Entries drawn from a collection
• • • • • • •
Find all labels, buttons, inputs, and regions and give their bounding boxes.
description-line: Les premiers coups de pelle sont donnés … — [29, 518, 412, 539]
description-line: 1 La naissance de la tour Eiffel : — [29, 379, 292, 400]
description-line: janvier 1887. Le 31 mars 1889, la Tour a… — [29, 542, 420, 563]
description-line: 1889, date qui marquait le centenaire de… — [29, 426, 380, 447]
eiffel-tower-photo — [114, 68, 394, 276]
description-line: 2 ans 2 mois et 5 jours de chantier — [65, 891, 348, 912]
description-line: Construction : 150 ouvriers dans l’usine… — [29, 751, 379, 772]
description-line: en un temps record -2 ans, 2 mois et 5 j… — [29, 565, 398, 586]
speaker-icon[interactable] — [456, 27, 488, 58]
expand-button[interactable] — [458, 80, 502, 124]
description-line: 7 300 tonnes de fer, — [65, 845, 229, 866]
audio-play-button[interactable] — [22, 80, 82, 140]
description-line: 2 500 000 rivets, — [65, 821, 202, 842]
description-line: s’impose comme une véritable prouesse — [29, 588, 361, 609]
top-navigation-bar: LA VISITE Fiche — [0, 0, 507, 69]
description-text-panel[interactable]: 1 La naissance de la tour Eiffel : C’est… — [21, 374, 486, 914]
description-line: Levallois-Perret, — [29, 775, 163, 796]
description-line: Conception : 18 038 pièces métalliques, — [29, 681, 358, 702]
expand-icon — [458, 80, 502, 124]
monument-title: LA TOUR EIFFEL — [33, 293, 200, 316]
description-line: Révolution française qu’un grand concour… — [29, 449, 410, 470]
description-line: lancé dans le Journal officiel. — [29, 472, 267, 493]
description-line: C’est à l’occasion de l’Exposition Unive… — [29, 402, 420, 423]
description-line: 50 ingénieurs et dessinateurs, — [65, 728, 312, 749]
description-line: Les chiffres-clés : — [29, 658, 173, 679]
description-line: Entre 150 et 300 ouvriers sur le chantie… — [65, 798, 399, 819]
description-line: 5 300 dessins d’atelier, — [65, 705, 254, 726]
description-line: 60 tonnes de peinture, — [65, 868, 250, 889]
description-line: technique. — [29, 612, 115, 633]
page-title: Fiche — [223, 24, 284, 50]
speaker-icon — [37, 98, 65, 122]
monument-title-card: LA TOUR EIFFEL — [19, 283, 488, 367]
• • • • • • •
● **REQUEST**: Transcribe every line of the records above word for word, keeping each character, bracket, and number unchanged.

● **THE RESPONSE**:
Find all labels, buttons, inputs, and regions and give their bounding boxes.
description-line: Les premiers coups de pelle sont donnés … — [29, 518, 412, 539]
description-line: 1 La naissance de la tour Eiffel : — [29, 379, 292, 400]
description-line: janvier 1887. Le 31 mars 1889, la Tour a… — [29, 542, 420, 563]
description-line: 1889, date qui marquait le centenaire de… — [29, 426, 380, 447]
eiffel-tower-photo — [114, 68, 394, 276]
description-line: 2 ans 2 mois et 5 jours de chantier — [65, 891, 348, 912]
description-line: Construction : 150 ouvriers dans l’usine… — [29, 751, 379, 772]
description-line: en un temps record -2 ans, 2 mois et 5 j… — [29, 565, 398, 586]
speaker-icon[interactable] — [456, 27, 488, 58]
expand-button[interactable] — [458, 80, 502, 124]
description-line: 7 300 tonnes de fer, — [65, 845, 229, 866]
audio-play-button[interactable] — [22, 80, 82, 140]
description-line: 2 500 000 rivets, — [65, 821, 202, 842]
description-line: s’impose comme une véritable prouesse — [29, 588, 361, 609]
top-navigation-bar: LA VISITE Fiche — [0, 0, 507, 69]
description-text-panel[interactable]: 1 La naissance de la tour Eiffel : C’est… — [21, 374, 486, 914]
description-line: Levallois-Perret, — [29, 775, 163, 796]
description-line: Conception : 18 038 pièces métalliques, — [29, 681, 358, 702]
expand-icon — [458, 80, 502, 124]
monument-title: LA TOUR EIFFEL — [33, 293, 200, 316]
description-line: Révolution française qu’un grand concour… — [29, 449, 410, 470]
description-line: lancé dans le Journal officiel. — [29, 472, 267, 493]
description-line: C’est à l’occasion de l’Exposition Unive… — [29, 402, 420, 423]
description-line: 50 ingénieurs et dessinateurs, — [65, 728, 312, 749]
description-line: Les chiffres-clés : — [29, 658, 173, 679]
description-line: Entre 150 et 300 ouvriers sur le chantie… — [65, 798, 399, 819]
description-line: 5 300 dessins d’atelier, — [65, 705, 254, 726]
description-line: 60 tonnes de peinture, — [65, 868, 250, 889]
description-line: technique. — [29, 612, 115, 633]
page-title: Fiche — [223, 24, 284, 50]
speaker-icon — [37, 98, 65, 122]
monument-title-card: LA TOUR EIFFEL — [19, 283, 488, 367]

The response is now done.